Pour répondre à la contestation de la rue démarrée fin 2018 contre la baisse du pouvoir d’achat (mouvement dit des « gilets jaunes »), la loi 2018-1213 du 24 décembre 2018 portant mesures d’urgence économiques et sociales avait permis aux entreprises, sous certaines conditions, de verser exceptionnellement une prime à leurs salariés (ou à certains d’entre eux) non imposable et exclue de l’assiette des cotisations et contributions sociales dans certaines limites. Le dispositif avait été exceptionnellement reconduit en 2020 et 2021, mais pas complètement à l’identique. Aujourd’hui, ce dispositif est pérennisé, exception faite de sa défiscalisation qui reste, elle, temporaire.

Quelles sont les entreprises concernées ?

Les employeurs susceptibles de verser la prime de partage de la valeur à leurs salariés sont l’ensemble des employeurs de droit privé, y compris les travailleurs indépendants (artisans, commerçants, exploitants agricoles, professions libérales), les mutuelles, les associations, les fondations ou encore les syndicats.

Peuvent également octroyer une telle prime à leurs agents :

– les établissements publics administratifs (agences régionales de santé, Pôle emploi, Caisses nationales de sécurité sociale, etc.) ou à caractère industriel et commercial (RATP, Opéra de Paris, etc.) ;

– les établissements et services d’aide par le travail (Ésat).

Qui peut bénéficier de la prime ?

Peuvent bénéficier de la prime de partage de la valeur :

– les salariés titulaires d’un contrat de travail à la date de versement de la prime, du dépôt de l’accord ou de la signature de la décision unilatérale de l’employeur (DUE) actant le versement de cette prime ; il peut donc s’agir de salariés en CDI, en CDD, à temps plein ou à temps partiel, de titulaires d’un contrat d’apprentissage ou d’un contrat de professionnalisation ;

– les agents publics relevant de l’établissement (EPA ou Epic) à la date de versement de la prime ou à la date de dépôt de l’accord ou de la signature de la DUE ;

– les intérimaires mis à disposition d’une entreprise utilisatrice (à la date de versement de la prime, du dépôt de l’accord ou de la signature de la DUE) attribuant la prime à ses salariés : dans ce cas, l’entreprise utilisatrice doit en informer sans délai l’entreprise de travail temporaire (ETT) dont relèvent les intérimaires qui en informe à son tour sans délai son comité social et économique (CSE) lorsqu’il existe, et c’est l’ETT qui la leur verse dans les conditions et selon les modalités fixées par l’accord ou la DUE ;

– les travailleurs handicapés bénéficiaires d’un contrat de soutien et d’aide à l’emploi à la date de versement de la prime ou à la date de dépôt de l’accord ou de la signature de la DUE et relevant des Ésat.

L’employeur peut toujours :

verser la prime à une partie de son personnel seulement, par exclusion d’une partie des salariés dont la rémunération est supérieure à un plafond déterminé par l’accord ou la DUE instituant la prime ;

fixer librement son montant qui peut donc être inférieur aux montants maxima exonérés (à savoir 3 000 € ou 6 000 €) ou supérieur à ces montants ;

– appliquer des critères de modulation de la prime. Aux critères déjà applicables sous l’empire de la Pepa (rémunération, niveau de classification, durée de présence effective pendant l’année écoulée, durée de travail prévue au contrat de travail) s’ajoute un critère d’ancienneté dans l’entreprise.
•••••
EXERCICE PROPOSÉ 1: Recopiez à l'identique les lignes de la liste, depuis celle qui contient « metric-name: 销额 bbox=[174, 183, 201, 198] » jusqu'à celle qui contient « bar-segment bbox=[931, 518, 960, 530] », ces deux lignes comprises.

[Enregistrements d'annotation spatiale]
•••••
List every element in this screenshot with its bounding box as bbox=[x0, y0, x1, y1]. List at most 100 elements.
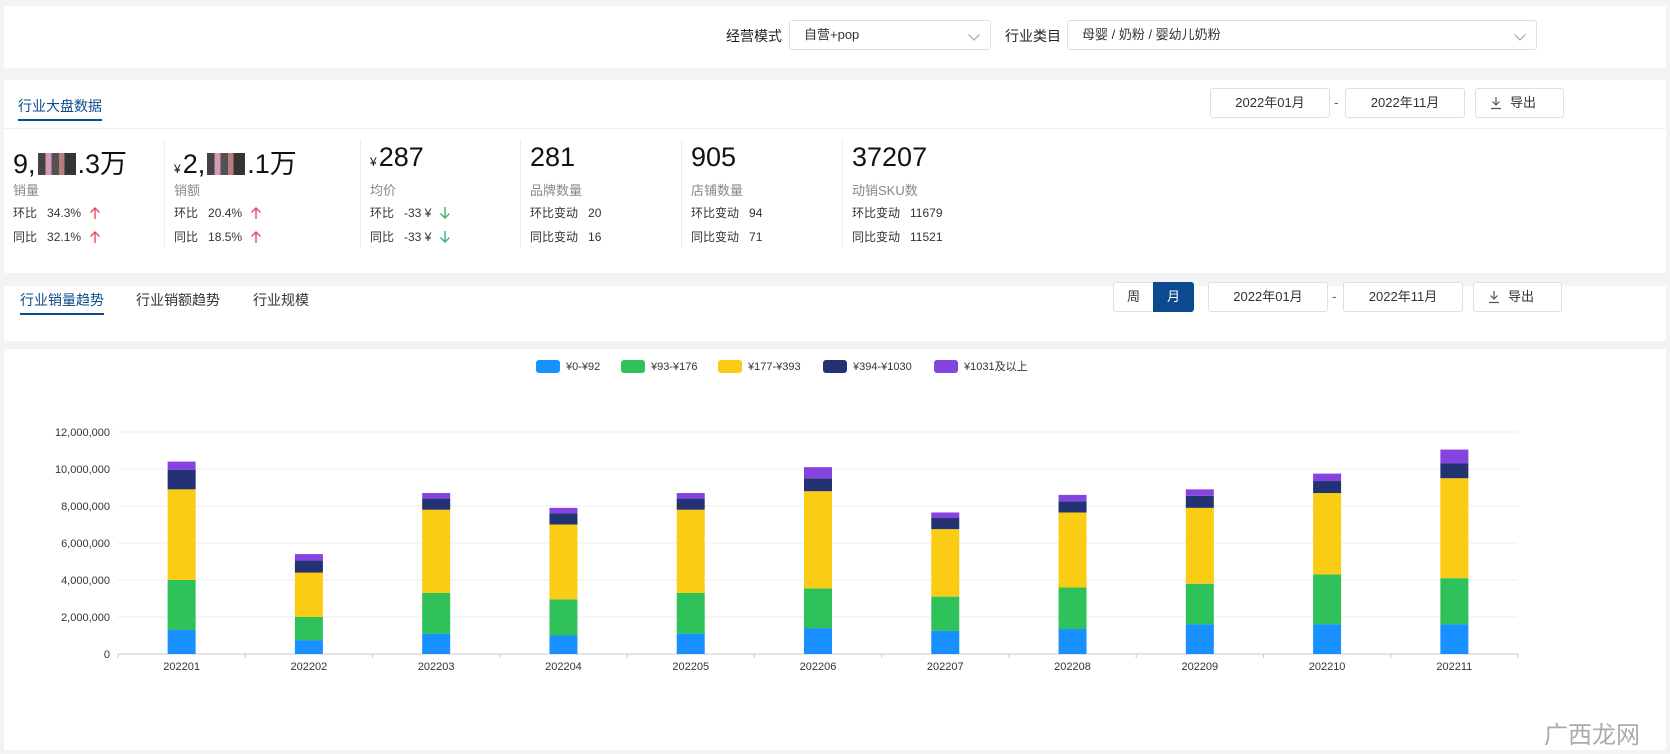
metric-name: 销额 bbox=[174, 183, 201, 198]
currency-symbol: ¥ bbox=[370, 155, 377, 169]
bar-segment bbox=[294, 640, 323, 654]
tab-sales-volume-trend[interactable]: 行业销量趋势 bbox=[20, 292, 104, 315]
metric-divider bbox=[360, 140, 361, 248]
bar-segment bbox=[1313, 574, 1342, 625]
mom-label: 环比变动 bbox=[691, 206, 740, 220]
metric-yoy: 同比 18.5% bbox=[174, 228, 262, 245]
y-tick-label: 8,000,000 bbox=[61, 501, 110, 513]
metric-divider bbox=[164, 140, 165, 248]
chevron-down-icon bbox=[968, 29, 980, 41]
bar-segment bbox=[167, 489, 196, 580]
arrow-up-icon bbox=[251, 231, 262, 243]
bar-segment bbox=[1185, 624, 1214, 654]
trend-date-start[interactable]: 2022年01月 bbox=[1208, 282, 1328, 312]
metric-value: ¥2, .1万 bbox=[174, 142, 297, 181]
metric-name: 动销SKU数 bbox=[852, 183, 918, 198]
overview-export-button[interactable]: 导出 bbox=[1475, 88, 1564, 118]
bar-segment bbox=[167, 580, 196, 630]
arrow-down-icon bbox=[440, 231, 451, 243]
category-label: 行业类目 bbox=[1005, 28, 1061, 44]
metric-value-prefix: 37207 bbox=[852, 142, 928, 172]
bar-segment bbox=[1058, 587, 1087, 630]
y-tick-label: 2,000,000 bbox=[61, 612, 110, 624]
x-tick-label: 202206 bbox=[800, 661, 837, 673]
y-tick-label: 12,000,000 bbox=[55, 427, 110, 439]
bar-segment bbox=[931, 518, 960, 530]
metric-value: 37207 bbox=[852, 142, 927, 173]
bar-segment bbox=[1440, 624, 1469, 654]
bar-segment bbox=[676, 498, 705, 510]
date-separator: - bbox=[1332, 288, 1337, 304]
yoy-value: 16 bbox=[588, 230, 602, 244]
overview-date-start[interactable]: 2022年01月 bbox=[1210, 88, 1330, 118]
bar-segment bbox=[1058, 629, 1087, 654]
mom-value: 11679 bbox=[910, 206, 943, 220]
tab-sales-amount-trend[interactable]: 行业销额趋势 bbox=[136, 292, 220, 308]
bar-segment bbox=[931, 630, 960, 654]
bar-segment bbox=[549, 524, 578, 600]
category-select[interactable]: 母婴 / 奶粉 / 婴幼儿奶粉 bbox=[1067, 20, 1537, 50]
metric-name: 均价 bbox=[370, 183, 397, 198]
metric-mom: 环比变动 11679 bbox=[852, 204, 943, 221]
bar-segment bbox=[1440, 478, 1469, 579]
metric-mom: 环比 20.4% bbox=[174, 204, 262, 221]
arrow-up-icon bbox=[251, 207, 262, 219]
x-tick-label: 202205 bbox=[672, 661, 709, 673]
x-tick-label: 202201 bbox=[163, 661, 200, 673]
bar-segment bbox=[1440, 449, 1469, 464]
x-tick-label: 202209 bbox=[1181, 661, 1218, 673]
legend-swatch bbox=[621, 360, 645, 373]
bar-segment bbox=[1313, 481, 1342, 494]
legend-label: ¥1031及以上 bbox=[963, 360, 1028, 373]
bar-segment bbox=[1440, 463, 1469, 479]
bar-segment bbox=[676, 592, 705, 634]
tab-industry-scale[interactable]: 行业规模 bbox=[253, 292, 309, 308]
week-toggle[interactable]: 周 bbox=[1113, 282, 1154, 312]
month-toggle[interactable]: 月 bbox=[1153, 282, 1194, 312]
yoy-value: -33 ¥ bbox=[404, 230, 432, 244]
download-icon bbox=[1491, 97, 1501, 110]
bar-segment bbox=[676, 509, 705, 593]
bar-segment bbox=[294, 617, 323, 641]
metric-divider bbox=[842, 140, 843, 248]
bar-segment bbox=[294, 572, 323, 617]
bar-segment bbox=[804, 628, 832, 654]
legend-swatch bbox=[934, 360, 958, 373]
bar-segment bbox=[676, 633, 705, 654]
mode-select[interactable]: 自营+pop bbox=[789, 20, 991, 50]
legend-swatch bbox=[718, 360, 742, 373]
bar-segment bbox=[1185, 489, 1214, 496]
chevron-down-icon bbox=[1514, 29, 1526, 41]
stacked-bar-chart: 0 2,000,000 4,000,000 6,000,000 8,000,000 10,… bbox=[55, 360, 1519, 673]
metric-value: 281 bbox=[530, 142, 575, 173]
overview-date-end[interactable]: 2022年11月 bbox=[1345, 88, 1465, 118]
trend-export-button[interactable]: 导出 bbox=[1473, 282, 1562, 312]
bar-segment bbox=[1313, 493, 1342, 575]
mom-label: 环比 bbox=[174, 206, 199, 220]
metric-yoy: 同比变动 11521 bbox=[852, 228, 943, 245]
bar-segment bbox=[1058, 494, 1087, 502]
yoy-label: 同比 bbox=[174, 230, 199, 244]
divider bbox=[4, 128, 1666, 129]
tab-industry-overview[interactable]: 行业大盘数据 bbox=[18, 98, 102, 121]
metric-yoy: 同比变动 71 bbox=[691, 228, 762, 245]
metric-yoy: 同比 32.1% bbox=[13, 228, 101, 245]
legend-label: ¥177-¥393 bbox=[747, 361, 801, 373]
yoy-value: 32.1% bbox=[47, 230, 82, 244]
metric-mom: 环比 -33 ¥ bbox=[370, 204, 451, 221]
bar-segment bbox=[294, 560, 323, 573]
metric-value-suffix: .1万 bbox=[247, 149, 297, 179]
x-tick-label: 202211 bbox=[1436, 661, 1472, 673]
bar-segment bbox=[549, 507, 578, 514]
bar-segment bbox=[676, 493, 705, 499]
arrow-up-icon bbox=[90, 231, 101, 243]
bar-segment bbox=[1313, 624, 1342, 654]
mode-select-value: 自营+pop bbox=[804, 27, 860, 42]
metric-name: 销量 bbox=[13, 183, 40, 198]
filter-bar: 经营模式 自营+pop 行业类目 母婴 / 奶粉 / 婴幼儿奶粉 bbox=[4, 6, 1666, 68]
mom-label: 环比 bbox=[13, 206, 38, 220]
bar-segment bbox=[931, 596, 960, 631]
trend-date-end[interactable]: 2022年11月 bbox=[1343, 282, 1463, 312]
bar-segment bbox=[1058, 512, 1087, 588]
yoy-value: 18.5% bbox=[208, 230, 243, 244]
•••••
EXERCICE PROPOSÉ 2: Reproduisez le texte sur la prime de partage de la valeur, depuis « Les employeurs susceptibles » jusqu'à « encore les syndicats. », en substituant « collaborateurs » à « salariés ».

SORTIE COMPLÈTE 1:
metric-name: 销额 bbox=[174, 183, 201, 198]
currency-symbol: ¥ bbox=[370, 155, 377, 169]
bar-segment bbox=[294, 640, 323, 654]
tab-sales-volume-trend[interactable]: 行业销量趋势 bbox=[20, 292, 104, 315]
metric-divider bbox=[360, 140, 361, 248]
bar-segment bbox=[1313, 574, 1342, 625]
mom-label: 环比变动 bbox=[691, 206, 740, 220]
metric-yoy: 同比 18.5% bbox=[174, 228, 262, 245]
y-tick-label: 8,000,000 bbox=[61, 501, 110, 513]
metric-divider bbox=[164, 140, 165, 248]
chevron-down-icon bbox=[968, 29, 980, 41]
bar-segment bbox=[167, 489, 196, 580]
arrow-up-icon bbox=[251, 231, 262, 243]
bar-segment bbox=[1185, 624, 1214, 654]
trend-date-start[interactable]: 2022年01月 bbox=[1208, 282, 1328, 312]
metric-value: ¥2, .1万 bbox=[174, 142, 297, 181]
metric-name: 动销SKU数 bbox=[852, 183, 918, 198]
overview-export-button[interactable]: 导出 bbox=[1475, 88, 1564, 118]
bar-segment bbox=[167, 580, 196, 630]
arrow-down-icon bbox=[440, 231, 451, 243]
category-label: 行业类目 bbox=[1005, 28, 1061, 44]
metric-value-prefix: 37207 bbox=[852, 142, 928, 172]
bar-segment bbox=[1058, 587, 1087, 630]
y-tick-label: 2,000,000 bbox=[61, 612, 110, 624]
x-tick-label: 202206 bbox=[800, 661, 837, 673]
y-tick-label: 12,000,000 bbox=[55, 427, 110, 439]
bar-segment bbox=[931, 518, 960, 530]

SORTIE COMPLÈTE 2:
Les employeurs susceptibles de verser la prime de partage de la valeur à leurs collaborateurs sont l’ensemble des employeurs de droit privé, y compris les travailleurs indépendants (artisans, commerçants, exploitants agricoles, professions libérales), les mutuelles, les associations, les fondations ou encore les syndicats.